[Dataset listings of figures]
◆ ◆ ◆ ◆

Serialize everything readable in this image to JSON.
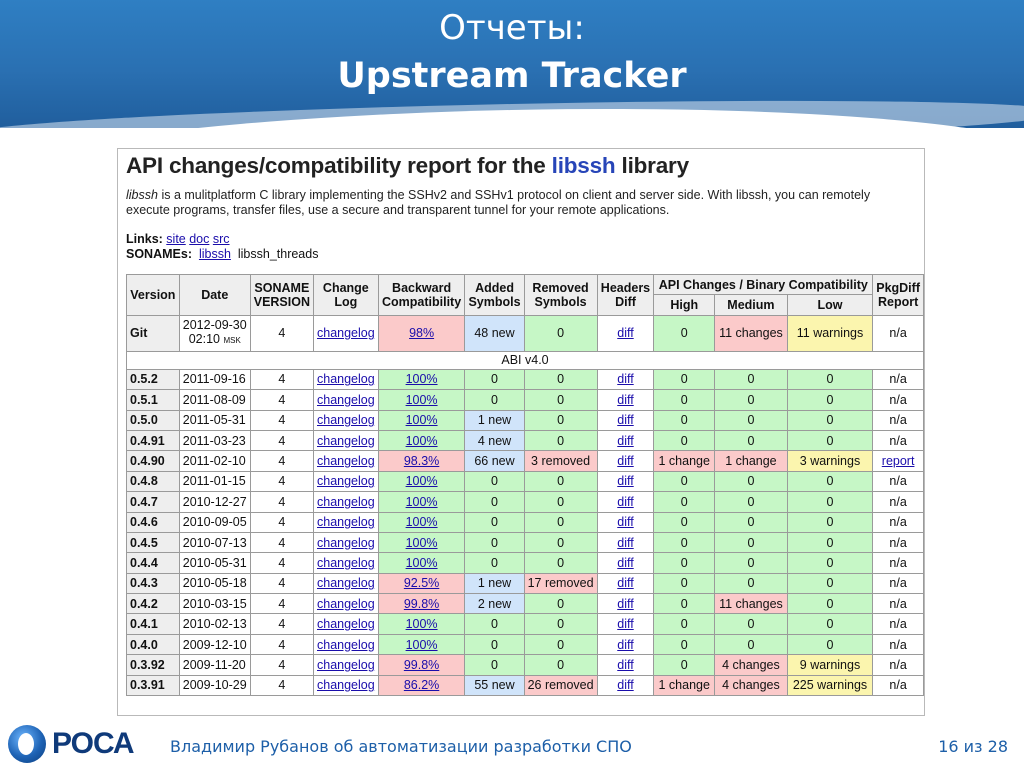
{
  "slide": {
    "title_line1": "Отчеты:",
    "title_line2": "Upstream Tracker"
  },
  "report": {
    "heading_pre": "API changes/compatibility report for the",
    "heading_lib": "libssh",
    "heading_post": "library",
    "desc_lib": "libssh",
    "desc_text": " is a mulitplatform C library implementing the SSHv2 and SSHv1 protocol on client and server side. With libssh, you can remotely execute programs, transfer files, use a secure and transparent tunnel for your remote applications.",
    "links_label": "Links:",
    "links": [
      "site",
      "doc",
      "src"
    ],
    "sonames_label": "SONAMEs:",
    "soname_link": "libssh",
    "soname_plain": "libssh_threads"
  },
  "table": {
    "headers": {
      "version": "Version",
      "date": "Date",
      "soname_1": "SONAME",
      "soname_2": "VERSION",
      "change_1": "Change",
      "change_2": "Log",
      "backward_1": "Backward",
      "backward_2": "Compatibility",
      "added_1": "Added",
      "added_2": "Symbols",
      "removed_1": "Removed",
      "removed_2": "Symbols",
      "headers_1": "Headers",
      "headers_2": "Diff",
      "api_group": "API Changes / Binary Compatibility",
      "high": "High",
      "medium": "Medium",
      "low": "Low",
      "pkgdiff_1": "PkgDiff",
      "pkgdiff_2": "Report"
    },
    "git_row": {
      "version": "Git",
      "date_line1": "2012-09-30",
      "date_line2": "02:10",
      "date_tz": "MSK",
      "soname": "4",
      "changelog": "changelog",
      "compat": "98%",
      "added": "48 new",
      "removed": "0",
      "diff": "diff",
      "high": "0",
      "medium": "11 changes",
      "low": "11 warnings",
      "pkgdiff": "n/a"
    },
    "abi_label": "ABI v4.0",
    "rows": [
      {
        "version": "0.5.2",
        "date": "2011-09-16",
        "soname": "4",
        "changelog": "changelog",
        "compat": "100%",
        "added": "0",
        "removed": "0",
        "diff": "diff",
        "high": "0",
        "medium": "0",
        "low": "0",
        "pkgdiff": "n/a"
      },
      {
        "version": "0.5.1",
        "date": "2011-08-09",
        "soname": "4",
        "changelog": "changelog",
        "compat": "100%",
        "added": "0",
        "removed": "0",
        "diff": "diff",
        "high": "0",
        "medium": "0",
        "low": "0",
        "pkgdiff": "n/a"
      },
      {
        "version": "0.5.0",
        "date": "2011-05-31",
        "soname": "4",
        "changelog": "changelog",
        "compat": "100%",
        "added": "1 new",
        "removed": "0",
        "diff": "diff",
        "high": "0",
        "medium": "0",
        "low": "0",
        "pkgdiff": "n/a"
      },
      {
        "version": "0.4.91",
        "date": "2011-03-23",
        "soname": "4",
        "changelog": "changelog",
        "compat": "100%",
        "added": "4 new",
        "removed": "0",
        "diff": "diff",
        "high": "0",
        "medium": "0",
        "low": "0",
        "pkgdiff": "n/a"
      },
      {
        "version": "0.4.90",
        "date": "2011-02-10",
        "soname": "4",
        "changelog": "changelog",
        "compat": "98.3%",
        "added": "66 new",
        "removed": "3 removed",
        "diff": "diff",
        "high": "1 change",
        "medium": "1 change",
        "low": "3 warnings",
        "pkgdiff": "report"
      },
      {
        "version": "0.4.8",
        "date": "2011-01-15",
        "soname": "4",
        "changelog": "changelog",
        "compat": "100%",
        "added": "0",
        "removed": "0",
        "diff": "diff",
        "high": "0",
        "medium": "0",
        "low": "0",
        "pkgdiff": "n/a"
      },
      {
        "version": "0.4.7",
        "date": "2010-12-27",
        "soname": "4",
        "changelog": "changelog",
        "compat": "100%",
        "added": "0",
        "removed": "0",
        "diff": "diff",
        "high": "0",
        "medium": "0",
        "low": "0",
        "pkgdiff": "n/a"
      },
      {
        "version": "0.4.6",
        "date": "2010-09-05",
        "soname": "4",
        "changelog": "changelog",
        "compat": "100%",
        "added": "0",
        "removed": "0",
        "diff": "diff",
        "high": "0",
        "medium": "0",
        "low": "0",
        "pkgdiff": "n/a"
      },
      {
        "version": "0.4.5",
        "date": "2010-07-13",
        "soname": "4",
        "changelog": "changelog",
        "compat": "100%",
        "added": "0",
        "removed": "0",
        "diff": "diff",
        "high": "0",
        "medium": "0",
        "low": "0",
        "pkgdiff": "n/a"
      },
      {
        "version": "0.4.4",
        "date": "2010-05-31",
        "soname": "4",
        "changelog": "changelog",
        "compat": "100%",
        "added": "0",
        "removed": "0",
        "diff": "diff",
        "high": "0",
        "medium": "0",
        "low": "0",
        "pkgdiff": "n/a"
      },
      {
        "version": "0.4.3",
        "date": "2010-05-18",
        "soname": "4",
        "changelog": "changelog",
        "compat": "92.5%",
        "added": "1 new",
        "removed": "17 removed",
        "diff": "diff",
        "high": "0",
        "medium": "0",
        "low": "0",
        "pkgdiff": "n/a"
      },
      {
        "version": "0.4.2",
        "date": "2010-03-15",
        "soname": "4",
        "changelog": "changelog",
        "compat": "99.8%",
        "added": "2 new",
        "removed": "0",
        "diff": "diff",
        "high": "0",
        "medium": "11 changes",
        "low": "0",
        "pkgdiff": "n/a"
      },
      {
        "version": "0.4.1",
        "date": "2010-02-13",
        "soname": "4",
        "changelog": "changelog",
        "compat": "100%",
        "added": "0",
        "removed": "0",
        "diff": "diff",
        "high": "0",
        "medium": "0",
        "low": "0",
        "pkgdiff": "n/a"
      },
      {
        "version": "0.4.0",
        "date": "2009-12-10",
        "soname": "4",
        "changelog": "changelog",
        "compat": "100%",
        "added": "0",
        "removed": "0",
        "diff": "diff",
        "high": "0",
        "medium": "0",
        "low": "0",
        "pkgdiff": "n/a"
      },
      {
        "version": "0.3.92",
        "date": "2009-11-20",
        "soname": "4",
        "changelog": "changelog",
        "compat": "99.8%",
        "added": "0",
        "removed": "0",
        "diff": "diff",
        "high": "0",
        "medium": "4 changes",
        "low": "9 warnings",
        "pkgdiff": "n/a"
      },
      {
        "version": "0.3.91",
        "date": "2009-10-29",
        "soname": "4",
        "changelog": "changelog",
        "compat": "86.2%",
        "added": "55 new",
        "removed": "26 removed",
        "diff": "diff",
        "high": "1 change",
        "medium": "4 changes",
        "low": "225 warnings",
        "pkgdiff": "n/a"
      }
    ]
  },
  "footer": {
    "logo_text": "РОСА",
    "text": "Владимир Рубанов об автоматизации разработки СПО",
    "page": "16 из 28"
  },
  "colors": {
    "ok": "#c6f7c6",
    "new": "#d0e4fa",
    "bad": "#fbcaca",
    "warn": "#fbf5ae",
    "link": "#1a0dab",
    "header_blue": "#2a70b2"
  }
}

◆ ◆ ◆ ◆

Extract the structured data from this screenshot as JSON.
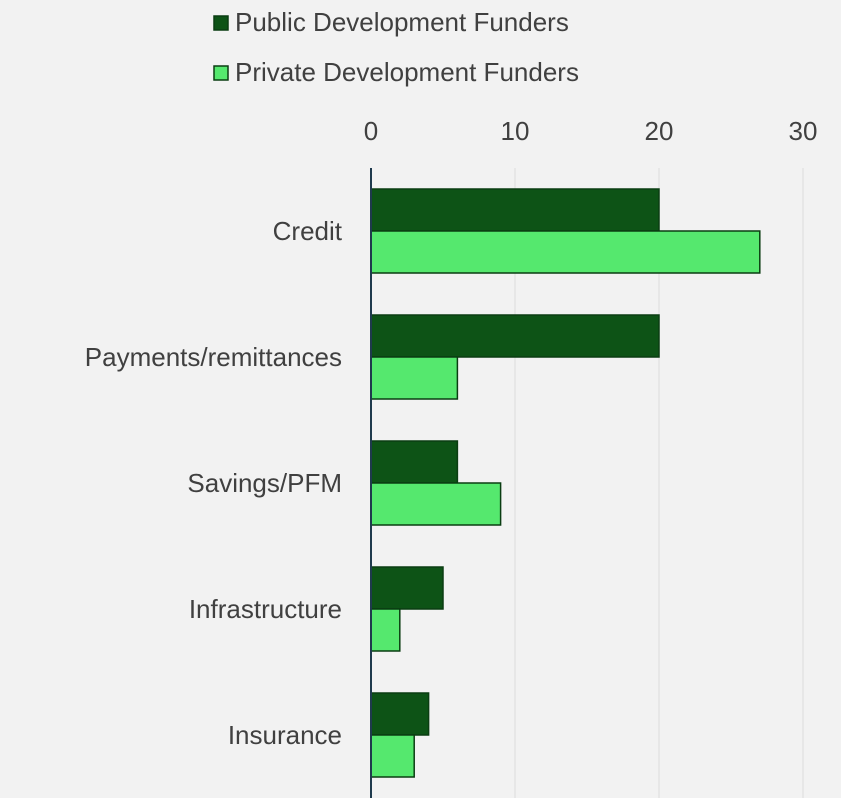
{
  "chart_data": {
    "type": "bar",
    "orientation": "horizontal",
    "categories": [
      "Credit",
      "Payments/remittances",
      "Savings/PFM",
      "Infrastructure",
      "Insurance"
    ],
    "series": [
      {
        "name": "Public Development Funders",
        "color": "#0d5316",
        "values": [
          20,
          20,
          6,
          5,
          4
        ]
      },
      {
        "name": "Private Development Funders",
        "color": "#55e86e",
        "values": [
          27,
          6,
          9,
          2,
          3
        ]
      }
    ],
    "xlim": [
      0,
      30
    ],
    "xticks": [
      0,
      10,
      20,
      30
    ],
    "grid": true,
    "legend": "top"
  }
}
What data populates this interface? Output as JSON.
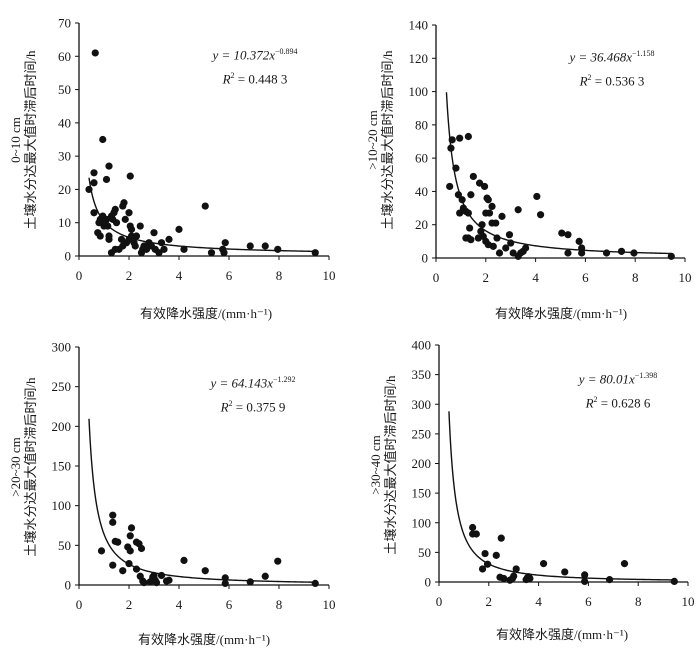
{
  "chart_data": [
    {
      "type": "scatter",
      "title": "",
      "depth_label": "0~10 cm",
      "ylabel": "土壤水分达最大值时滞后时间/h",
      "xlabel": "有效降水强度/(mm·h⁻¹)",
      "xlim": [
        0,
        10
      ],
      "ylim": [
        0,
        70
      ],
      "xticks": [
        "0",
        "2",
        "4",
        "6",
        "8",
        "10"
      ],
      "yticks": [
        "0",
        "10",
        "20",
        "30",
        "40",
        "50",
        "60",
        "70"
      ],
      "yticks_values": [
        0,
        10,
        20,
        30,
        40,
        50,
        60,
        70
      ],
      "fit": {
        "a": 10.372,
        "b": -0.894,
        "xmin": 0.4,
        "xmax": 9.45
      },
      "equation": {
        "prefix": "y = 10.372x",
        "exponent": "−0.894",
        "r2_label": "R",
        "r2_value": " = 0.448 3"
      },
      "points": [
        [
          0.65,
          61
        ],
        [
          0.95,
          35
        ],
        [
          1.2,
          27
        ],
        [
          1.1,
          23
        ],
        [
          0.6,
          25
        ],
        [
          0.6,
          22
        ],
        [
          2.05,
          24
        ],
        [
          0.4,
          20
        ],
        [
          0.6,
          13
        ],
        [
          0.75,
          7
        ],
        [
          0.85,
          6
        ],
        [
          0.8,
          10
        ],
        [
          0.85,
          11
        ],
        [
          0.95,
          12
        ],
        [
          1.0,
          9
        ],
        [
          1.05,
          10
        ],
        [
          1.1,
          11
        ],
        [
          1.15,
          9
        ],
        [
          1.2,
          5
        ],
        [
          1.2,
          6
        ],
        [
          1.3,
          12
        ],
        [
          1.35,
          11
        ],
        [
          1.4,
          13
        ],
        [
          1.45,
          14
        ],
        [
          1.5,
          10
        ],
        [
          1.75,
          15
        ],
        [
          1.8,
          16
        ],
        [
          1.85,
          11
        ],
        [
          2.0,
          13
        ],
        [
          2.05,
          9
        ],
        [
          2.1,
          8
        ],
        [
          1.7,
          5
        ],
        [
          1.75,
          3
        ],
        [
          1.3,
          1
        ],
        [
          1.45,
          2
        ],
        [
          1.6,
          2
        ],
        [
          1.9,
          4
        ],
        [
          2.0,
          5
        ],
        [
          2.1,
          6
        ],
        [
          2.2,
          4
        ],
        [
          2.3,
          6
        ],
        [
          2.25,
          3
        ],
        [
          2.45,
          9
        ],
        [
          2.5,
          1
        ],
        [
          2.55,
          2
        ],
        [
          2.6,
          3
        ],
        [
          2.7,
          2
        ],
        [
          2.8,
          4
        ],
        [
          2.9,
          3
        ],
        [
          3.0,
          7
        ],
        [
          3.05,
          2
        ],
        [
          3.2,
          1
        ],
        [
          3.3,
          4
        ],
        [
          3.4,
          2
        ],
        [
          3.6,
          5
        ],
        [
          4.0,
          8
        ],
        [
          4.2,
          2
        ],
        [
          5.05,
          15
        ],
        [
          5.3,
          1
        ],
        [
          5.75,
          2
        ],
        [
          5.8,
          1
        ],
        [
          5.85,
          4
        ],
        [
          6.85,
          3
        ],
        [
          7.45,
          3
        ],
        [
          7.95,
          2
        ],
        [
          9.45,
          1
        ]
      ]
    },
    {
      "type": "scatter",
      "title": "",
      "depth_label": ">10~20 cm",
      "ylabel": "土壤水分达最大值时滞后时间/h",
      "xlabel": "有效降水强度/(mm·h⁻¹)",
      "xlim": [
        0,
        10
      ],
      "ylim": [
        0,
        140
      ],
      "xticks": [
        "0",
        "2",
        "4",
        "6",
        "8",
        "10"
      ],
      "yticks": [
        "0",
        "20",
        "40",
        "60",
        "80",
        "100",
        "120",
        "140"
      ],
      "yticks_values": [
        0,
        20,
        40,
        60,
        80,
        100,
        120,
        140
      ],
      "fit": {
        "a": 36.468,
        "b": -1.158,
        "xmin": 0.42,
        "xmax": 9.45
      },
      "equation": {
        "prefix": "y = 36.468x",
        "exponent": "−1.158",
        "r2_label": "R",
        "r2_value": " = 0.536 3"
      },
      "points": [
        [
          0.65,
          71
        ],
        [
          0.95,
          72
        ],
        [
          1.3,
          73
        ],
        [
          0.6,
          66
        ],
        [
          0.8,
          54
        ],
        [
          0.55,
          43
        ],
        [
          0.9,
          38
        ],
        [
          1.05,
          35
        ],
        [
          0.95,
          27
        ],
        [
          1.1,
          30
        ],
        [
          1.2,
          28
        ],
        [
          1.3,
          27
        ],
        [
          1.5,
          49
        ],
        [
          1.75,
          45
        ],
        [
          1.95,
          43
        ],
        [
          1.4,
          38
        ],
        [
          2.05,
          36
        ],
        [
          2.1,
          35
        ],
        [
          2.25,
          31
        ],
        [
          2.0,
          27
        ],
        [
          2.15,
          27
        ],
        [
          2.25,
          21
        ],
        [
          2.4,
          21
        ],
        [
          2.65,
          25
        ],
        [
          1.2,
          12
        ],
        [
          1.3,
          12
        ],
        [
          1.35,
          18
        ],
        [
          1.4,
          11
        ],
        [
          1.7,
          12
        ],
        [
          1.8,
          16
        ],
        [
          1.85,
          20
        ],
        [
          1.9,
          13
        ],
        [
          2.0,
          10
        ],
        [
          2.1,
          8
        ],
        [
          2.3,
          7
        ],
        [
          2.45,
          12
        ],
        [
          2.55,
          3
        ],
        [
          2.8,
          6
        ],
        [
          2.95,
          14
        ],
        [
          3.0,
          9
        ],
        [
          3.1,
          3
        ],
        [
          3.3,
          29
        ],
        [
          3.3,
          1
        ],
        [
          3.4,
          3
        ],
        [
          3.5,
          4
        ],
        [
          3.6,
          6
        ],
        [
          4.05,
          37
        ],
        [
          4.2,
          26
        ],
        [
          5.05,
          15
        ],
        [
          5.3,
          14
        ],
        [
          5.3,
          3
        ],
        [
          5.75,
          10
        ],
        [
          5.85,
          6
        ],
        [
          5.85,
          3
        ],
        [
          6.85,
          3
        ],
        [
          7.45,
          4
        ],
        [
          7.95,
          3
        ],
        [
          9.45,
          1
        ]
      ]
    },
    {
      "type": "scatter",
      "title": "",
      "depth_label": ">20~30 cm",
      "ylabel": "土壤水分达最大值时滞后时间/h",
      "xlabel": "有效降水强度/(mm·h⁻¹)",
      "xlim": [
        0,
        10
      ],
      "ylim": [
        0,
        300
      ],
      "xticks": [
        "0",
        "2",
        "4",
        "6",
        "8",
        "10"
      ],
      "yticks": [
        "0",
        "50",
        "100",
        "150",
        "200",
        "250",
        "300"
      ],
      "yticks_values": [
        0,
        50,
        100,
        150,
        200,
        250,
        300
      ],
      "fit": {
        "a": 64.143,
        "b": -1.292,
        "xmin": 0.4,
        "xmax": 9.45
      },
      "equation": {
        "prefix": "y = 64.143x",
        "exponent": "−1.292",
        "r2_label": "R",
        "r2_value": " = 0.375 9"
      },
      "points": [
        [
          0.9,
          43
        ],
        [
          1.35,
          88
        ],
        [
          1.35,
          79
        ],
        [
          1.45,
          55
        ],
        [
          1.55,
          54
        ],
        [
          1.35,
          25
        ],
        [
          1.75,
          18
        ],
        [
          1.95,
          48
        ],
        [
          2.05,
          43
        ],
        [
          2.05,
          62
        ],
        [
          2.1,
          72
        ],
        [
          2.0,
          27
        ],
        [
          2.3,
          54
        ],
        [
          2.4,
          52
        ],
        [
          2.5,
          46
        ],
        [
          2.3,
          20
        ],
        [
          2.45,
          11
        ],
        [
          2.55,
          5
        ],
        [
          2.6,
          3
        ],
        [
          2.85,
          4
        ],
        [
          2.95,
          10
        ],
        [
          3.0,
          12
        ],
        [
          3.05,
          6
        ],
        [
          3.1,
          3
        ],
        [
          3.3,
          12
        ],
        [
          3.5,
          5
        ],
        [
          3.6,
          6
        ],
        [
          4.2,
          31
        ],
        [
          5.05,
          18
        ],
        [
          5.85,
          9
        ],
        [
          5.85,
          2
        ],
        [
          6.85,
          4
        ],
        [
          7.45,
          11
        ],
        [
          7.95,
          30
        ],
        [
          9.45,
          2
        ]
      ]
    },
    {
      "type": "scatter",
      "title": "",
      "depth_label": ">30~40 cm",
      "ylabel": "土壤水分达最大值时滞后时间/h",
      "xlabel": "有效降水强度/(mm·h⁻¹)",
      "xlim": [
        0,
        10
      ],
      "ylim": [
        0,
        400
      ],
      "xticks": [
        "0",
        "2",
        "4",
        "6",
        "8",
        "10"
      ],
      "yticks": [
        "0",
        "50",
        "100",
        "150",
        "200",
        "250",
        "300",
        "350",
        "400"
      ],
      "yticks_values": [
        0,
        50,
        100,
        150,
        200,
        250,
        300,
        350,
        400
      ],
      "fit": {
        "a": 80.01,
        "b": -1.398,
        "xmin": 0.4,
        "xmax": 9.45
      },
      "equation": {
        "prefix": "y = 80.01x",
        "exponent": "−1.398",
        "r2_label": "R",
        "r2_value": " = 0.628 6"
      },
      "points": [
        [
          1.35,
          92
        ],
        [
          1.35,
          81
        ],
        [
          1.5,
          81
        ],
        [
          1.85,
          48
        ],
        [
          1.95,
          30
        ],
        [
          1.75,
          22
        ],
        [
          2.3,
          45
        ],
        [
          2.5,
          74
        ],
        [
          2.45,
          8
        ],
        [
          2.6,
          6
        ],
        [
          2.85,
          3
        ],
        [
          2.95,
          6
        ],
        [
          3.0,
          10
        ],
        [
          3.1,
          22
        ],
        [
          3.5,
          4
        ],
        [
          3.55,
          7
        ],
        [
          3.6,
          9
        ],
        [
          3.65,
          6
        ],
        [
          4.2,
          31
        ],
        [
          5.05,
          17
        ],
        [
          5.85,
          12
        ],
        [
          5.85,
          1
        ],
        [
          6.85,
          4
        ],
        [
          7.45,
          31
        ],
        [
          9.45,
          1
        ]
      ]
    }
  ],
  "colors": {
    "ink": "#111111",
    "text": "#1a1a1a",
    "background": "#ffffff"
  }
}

◆ ◆ ◆ ◆

_Stated task_
Copy, from the material above, each line in which the string "library" occurs.

_Output of the exercise_
    "heading_post": "library",
    "desc_text": " is a mulitplatform C library implementing the SSHv2 and SSHv1 protocol on client and server side. With libssh, you can remotely execute programs, transfer files, use a secure and transparent tunnel for your remote applications.",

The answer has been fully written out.